§ **GOAL OF THE EXERCISE**:
From the entries below, extract every line that includes the word "title".

§ **SUPPLIED DATA**:

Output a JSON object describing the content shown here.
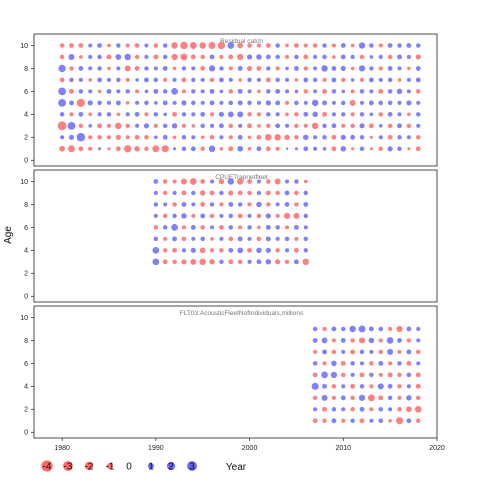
{
  "colors": {
    "negative": "#ff4f4f",
    "positive": "#4f4fff",
    "zero_text": "#000000"
  },
  "chart_data": {
    "type": "scatter",
    "subtype": "bubble",
    "ylabel": "Age",
    "xlabel": "Year",
    "xlim": [
      1977,
      2020
    ],
    "xticks": [
      1980,
      1990,
      2000,
      2010,
      2020
    ],
    "legend": {
      "placement": "bottom-left",
      "values": [
        -4,
        -3,
        -2,
        -1,
        0,
        1,
        2,
        3
      ],
      "labels": [
        "-4",
        "-3",
        "-2",
        "-1",
        "0",
        "1",
        "2",
        "3"
      ]
    },
    "panels": [
      {
        "title": "Residual catch",
        "ylim": [
          -0.5,
          11
        ],
        "yticks": [
          0,
          2,
          4,
          6,
          8,
          10
        ],
        "years": [
          1980,
          2018
        ],
        "ages": [
          1,
          10
        ],
        "residuals": [
          [
            -0.9,
            -1.4,
            -0.6,
            -0.4,
            0.2,
            -0.2,
            -0.6,
            -1.6,
            -0.8,
            -0.5,
            -1.4,
            -1.5,
            0.2,
            0.5,
            0.6,
            -0.5,
            1.2,
            -0.3,
            -0.6,
            0.9,
            -0.3,
            0.6,
            -0.6,
            -0.4,
            0.1,
            0.2,
            0.6,
            0.4,
            0.3,
            -0.6,
            0.8,
            -0.2,
            0.5,
            -0.2,
            -0.5,
            0.7,
            0.5,
            -0.2,
            -0.6
          ],
          [
            0.4,
            0.7,
            2.2,
            -0.4,
            -0.5,
            -0.4,
            -0.7,
            -0.4,
            -0.6,
            -0.5,
            0.3,
            0.6,
            -0.3,
            0.5,
            0.4,
            -0.3,
            -0.5,
            0.4,
            -0.4,
            0.6,
            -0.3,
            -0.6,
            -1.3,
            -1.2,
            -0.8,
            -0.5,
            0.8,
            0.4,
            0.5,
            -0.6,
            0.7,
            0.6,
            0.5,
            -0.2,
            0.4,
            -0.6,
            0.5,
            0.4,
            -0.5
          ],
          [
            -2.4,
            1.8,
            -0.5,
            0.3,
            -0.6,
            -0.4,
            -1.2,
            -0.5,
            0.4,
            0.7,
            -0.4,
            0.5,
            0.8,
            -0.4,
            -0.3,
            0.5,
            0.4,
            0.6,
            -0.5,
            0.4,
            -0.6,
            -0.3,
            -0.5,
            0.6,
            0.4,
            -0.5,
            -0.4,
            -1.2,
            0.5,
            0.6,
            -0.4,
            -0.5,
            0.7,
            -0.6,
            0.3,
            -0.5,
            0.6,
            -0.5,
            0.4
          ],
          [
            0.5,
            -0.4,
            0.6,
            -0.3,
            0.4,
            0.5,
            -0.3,
            0.4,
            0.6,
            -0.4,
            0.5,
            0.3,
            -0.6,
            0.5,
            0.4,
            0.6,
            -0.4,
            0.7,
            0.9,
            1.0,
            -0.5,
            -0.4,
            0.5,
            0.4,
            -0.3,
            -0.5,
            0.6,
            0.8,
            -0.6,
            0.4,
            0.5,
            -0.4,
            0.5,
            0.3,
            -0.5,
            0.6,
            0.4,
            -0.3,
            0.5
          ],
          [
            1.8,
            0.6,
            -2.0,
            0.7,
            0.5,
            0.4,
            0.6,
            -0.3,
            0.4,
            0.5,
            0.3,
            0.6,
            0.4,
            0.7,
            0.5,
            0.4,
            0.6,
            0.4,
            0.5,
            0.6,
            0.5,
            0.4,
            0.7,
            0.6,
            -0.4,
            0.5,
            0.4,
            1.2,
            0.6,
            0.4,
            0.5,
            -1.0,
            0.4,
            0.6,
            0.5,
            0.5,
            0.4,
            0.7,
            0.4
          ],
          [
            1.8,
            -0.6,
            0.5,
            0.4,
            -0.3,
            0.6,
            0.4,
            0.5,
            -0.4,
            0.3,
            0.6,
            0.5,
            1.3,
            -0.4,
            0.5,
            0.4,
            0.6,
            0.3,
            -0.5,
            0.6,
            0.4,
            -0.3,
            0.5,
            0.6,
            0.4,
            0.3,
            -0.5,
            0.4,
            -0.6,
            0.5,
            0.3,
            -0.4,
            0.5,
            0.4,
            -0.6,
            0.5,
            0.8,
            0.4,
            -0.5
          ],
          [
            -0.6,
            0.5,
            0.4,
            -0.3,
            0.6,
            0.4,
            0.5,
            -0.4,
            0.3,
            0.6,
            0.5,
            -0.4,
            0.4,
            -0.6,
            0.5,
            0.4,
            -0.5,
            0.6,
            0.4,
            -0.3,
            0.5,
            0.4,
            -0.6,
            0.5,
            0.4,
            -0.3,
            0.6,
            0.5,
            -0.4,
            0.6,
            -0.5,
            0.3,
            -0.4,
            0.6,
            0.4,
            0.5,
            -0.3,
            0.4,
            0.6
          ],
          [
            1.6,
            -0.5,
            0.6,
            0.4,
            0.5,
            -0.3,
            0.4,
            -1.0,
            -0.6,
            0.5,
            0.4,
            0.6,
            -0.3,
            0.5,
            0.4,
            -0.6,
            1.1,
            0.5,
            -0.4,
            0.6,
            -0.7,
            -0.6,
            0.5,
            -0.4,
            0.3,
            0.6,
            -0.5,
            0.4,
            1.2,
            0.6,
            0.7,
            -0.3,
            1.1,
            0.5,
            -0.4,
            0.6,
            0.4,
            -0.3,
            0.6
          ],
          [
            -0.5,
            1.0,
            -0.3,
            0.4,
            0.5,
            -0.6,
            0.9,
            1.2,
            -0.5,
            0.4,
            -0.6,
            0.5,
            -1.1,
            -1.4,
            -0.6,
            -0.5,
            0.6,
            -0.4,
            -0.6,
            -1.1,
            0.7,
            0.8,
            0.6,
            0.5,
            -0.4,
            0.5,
            -0.6,
            0.4,
            0.5,
            -0.3,
            0.6,
            0.4,
            -0.5,
            0.3,
            0.4,
            -0.5,
            0.6,
            0.4,
            -0.7
          ],
          [
            -0.5,
            -0.6,
            -0.6,
            0.4,
            0.6,
            -0.3,
            0.5,
            -0.4,
            -0.6,
            0.4,
            -0.5,
            0.5,
            -1.2,
            -1.6,
            -1.4,
            -1.2,
            -1.5,
            -1.6,
            1.3,
            -0.9,
            -0.5,
            -0.4,
            -0.6,
            0.5,
            -0.3,
            -0.6,
            -0.4,
            -0.5,
            0.5,
            -0.4,
            0.6,
            -0.3,
            1.1,
            0.5,
            -0.4,
            0.6,
            0.5,
            0.6,
            0.5
          ]
        ]
      },
      {
        "title": "CPUETrapnetfleet",
        "ylim": [
          -0.5,
          11
        ],
        "yticks": [
          0,
          2,
          4,
          6,
          8,
          10
        ],
        "years": [
          1990,
          2006
        ],
        "ages": [
          3,
          9
        ],
        "residuals": [
          [
            1.3,
            -0.6,
            -0.5,
            -0.7,
            -1.0,
            -1.2,
            -0.8,
            0.5,
            -0.6,
            -0.5,
            0.4,
            0.6,
            0.8,
            -0.7,
            -0.5,
            0.6,
            -1.2
          ],
          [
            1.3,
            -0.5,
            -0.6,
            0.4,
            0.7,
            -0.9,
            -0.4,
            -0.5,
            0.6,
            0.9,
            -0.6,
            0.8,
            0.7,
            -0.5,
            0.4,
            -0.6,
            0.5
          ],
          [
            0.5,
            -0.4,
            0.6,
            -0.5,
            0.4,
            0.5,
            -0.3,
            0.4,
            -0.5,
            0.6,
            0.4,
            -0.5,
            0.6,
            0.4,
            0.5,
            -0.4,
            0.5
          ],
          [
            -0.5,
            0.5,
            1.3,
            -0.4,
            0.6,
            -0.5,
            0.4,
            -0.6,
            0.5,
            -0.4,
            0.5,
            -0.3,
            0.6,
            0.5,
            -0.4,
            0.6,
            0.4
          ],
          [
            0.4,
            -0.5,
            0.5,
            0.8,
            -0.4,
            0.6,
            -0.5,
            0.4,
            0.5,
            -0.6,
            0.4,
            -0.5,
            0.7,
            -0.4,
            -1.1,
            -1.0,
            0.5
          ],
          [
            0.5,
            0.4,
            -0.5,
            0.6,
            0.4,
            -0.6,
            0.5,
            -0.4,
            0.6,
            0.5,
            -0.4,
            0.8,
            -0.5,
            0.4,
            0.6,
            -0.5,
            0.6
          ],
          [
            0.4,
            -0.5,
            0.4,
            -0.6,
            0.5,
            -0.8,
            -0.6,
            0.5,
            -0.7,
            -0.6,
            -0.5,
            0.4,
            -0.6,
            -0.5,
            0.6,
            -0.5,
            0.5
          ],
          [
            0.6,
            -0.5,
            -0.4,
            -1.0,
            -1.3,
            -0.6,
            0.4,
            -0.8,
            1.2,
            -1.1,
            -0.6,
            0.4,
            -0.5,
            -1.0,
            0.4,
            0.5,
            -0.3
          ]
        ]
      },
      {
        "title": "FLT03:AcousticFleetNofIndividuals,millions",
        "ylim": [
          -0.5,
          11
        ],
        "yticks": [
          0,
          2,
          4,
          6,
          8,
          10
        ],
        "years": [
          2007,
          2018
        ],
        "ages": [
          1,
          9
        ],
        "residuals": [
          [
            -0.6,
            -0.5,
            0.6,
            -0.4,
            0.5,
            -0.6,
            0.4,
            0.5,
            -0.3,
            -1.5,
            0.6,
            -0.5
          ],
          [
            0.4,
            -0.6,
            0.5,
            0.4,
            -0.5,
            0.6,
            -0.4,
            0.5,
            0.4,
            -0.5,
            -0.9,
            -1.3
          ],
          [
            -0.5,
            1.0,
            -0.4,
            0.6,
            -0.5,
            1.1,
            -1.4,
            -0.6,
            0.5,
            -0.4,
            0.8,
            -0.5
          ],
          [
            1.5,
            0.6,
            -0.5,
            0.4,
            -0.6,
            0.5,
            -0.4,
            1.0,
            0.6,
            -0.5,
            0.4,
            -0.6
          ],
          [
            -0.6,
            1.3,
            1.1,
            -0.5,
            0.4,
            -0.6,
            0.5,
            -0.4,
            -0.6,
            -0.5,
            0.5,
            -0.6
          ],
          [
            0.5,
            -0.4,
            0.8,
            -0.6,
            0.5,
            0.4,
            -0.5,
            0.6,
            -0.4,
            0.5,
            -0.6,
            0.4
          ],
          [
            -0.4,
            0.6,
            -0.5,
            0.4,
            -0.6,
            0.5,
            0.4,
            -0.5,
            1.0,
            -0.4,
            0.6,
            -0.5
          ],
          [
            0.6,
            0.9,
            -0.4,
            0.6,
            -0.5,
            -1.0,
            0.8,
            -0.4,
            1.3,
            0.6,
            -0.5,
            0.4
          ],
          [
            0.5,
            -0.4,
            0.6,
            0.5,
            1.2,
            1.4,
            0.6,
            0.5,
            -0.4,
            -1.1,
            0.6,
            0.4
          ]
        ]
      }
    ]
  }
}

§ **RESPONSE**:
        "title": "Residual catch",
        "title": "CPUETrapnetfleet",
        "title": "FLT03:AcousticFleetNofIndividuals,millions",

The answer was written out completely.